Below is a set of records; print all of them exactly as written.

====== Supplied information

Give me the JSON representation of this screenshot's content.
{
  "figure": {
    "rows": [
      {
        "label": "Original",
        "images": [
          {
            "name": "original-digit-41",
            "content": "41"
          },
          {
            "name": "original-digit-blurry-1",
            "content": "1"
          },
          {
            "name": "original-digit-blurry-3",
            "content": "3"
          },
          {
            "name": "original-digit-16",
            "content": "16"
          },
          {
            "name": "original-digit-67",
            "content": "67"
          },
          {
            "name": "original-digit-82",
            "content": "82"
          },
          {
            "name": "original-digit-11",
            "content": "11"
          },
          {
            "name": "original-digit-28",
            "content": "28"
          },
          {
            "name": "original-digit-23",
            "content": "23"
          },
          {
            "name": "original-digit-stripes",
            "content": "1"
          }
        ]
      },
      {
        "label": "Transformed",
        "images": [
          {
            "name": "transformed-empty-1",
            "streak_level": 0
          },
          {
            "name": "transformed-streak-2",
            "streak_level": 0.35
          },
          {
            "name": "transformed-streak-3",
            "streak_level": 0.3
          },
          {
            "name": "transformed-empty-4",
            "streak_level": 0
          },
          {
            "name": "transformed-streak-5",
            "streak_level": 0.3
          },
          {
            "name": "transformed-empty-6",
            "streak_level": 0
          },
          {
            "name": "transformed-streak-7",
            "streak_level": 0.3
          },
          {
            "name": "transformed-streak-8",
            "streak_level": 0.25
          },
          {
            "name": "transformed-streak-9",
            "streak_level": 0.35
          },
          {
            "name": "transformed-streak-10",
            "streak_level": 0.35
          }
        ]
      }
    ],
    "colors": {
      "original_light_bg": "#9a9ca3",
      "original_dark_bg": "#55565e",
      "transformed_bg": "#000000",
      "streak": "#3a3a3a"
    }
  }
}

============

--- Answer for the task ---
Give me the JSON representation of this screenshot's content.
{
  "figure": {
    "rows": [
      {
        "label": "Original",
        "images": [
          {
            "name": "original-digit-41",
            "content": "41"
          },
          {
            "name": "original-digit-blurry-1",
            "content": "1"
          },
          {
            "name": "original-digit-blurry-3",
            "content": "3"
          },
          {
            "name": "original-digit-16",
            "content": "16"
          },
          {
            "name": "original-digit-67",
            "content": "67"
          },
          {
            "name": "original-digit-82",
            "content": "82"
          },
          {
            "name": "original-digit-11",
            "content": "11"
          },
          {
            "name": "original-digit-28",
            "content": "28"
          },
          {
            "name": "original-digit-23",
            "content": "23"
          },
          {
            "name": "original-digit-stripes",
            "content": "1"
          }
        ]
      },
      {
        "label": "Transformed",
        "images": [
          {
            "name": "transformed-empty-1",
            "streak_level": 0
          },
          {
            "name": "transformed-streak-2",
            "streak_level": 0.35
          },
          {
            "name": "transformed-streak-3",
            "streak_level": 0.3
          },
          {
            "name": "transformed-empty-4",
            "streak_level": 0
          },
          {
            "name": "transformed-streak-5",
            "streak_level": 0.3
          },
          {
            "name": "transformed-empty-6",
            "streak_level": 0
          },
          {
            "name": "transformed-streak-7",
            "streak_level": 0.3
          },
          {
            "name": "transformed-streak-8",
            "streak_level": 0.25
          },
          {
            "name": "transformed-streak-9",
            "streak_level": 0.35
          },
          {
            "name": "transformed-streak-10",
            "streak_level": 0.35
          }
        ]
      }
    ],
    "colors": {
      "original_light_bg": "#9a9ca3",
      "original_dark_bg": "#55565e",
      "transformed_bg": "#000000",
      "streak": "#3a3a3a"
    }
  }
}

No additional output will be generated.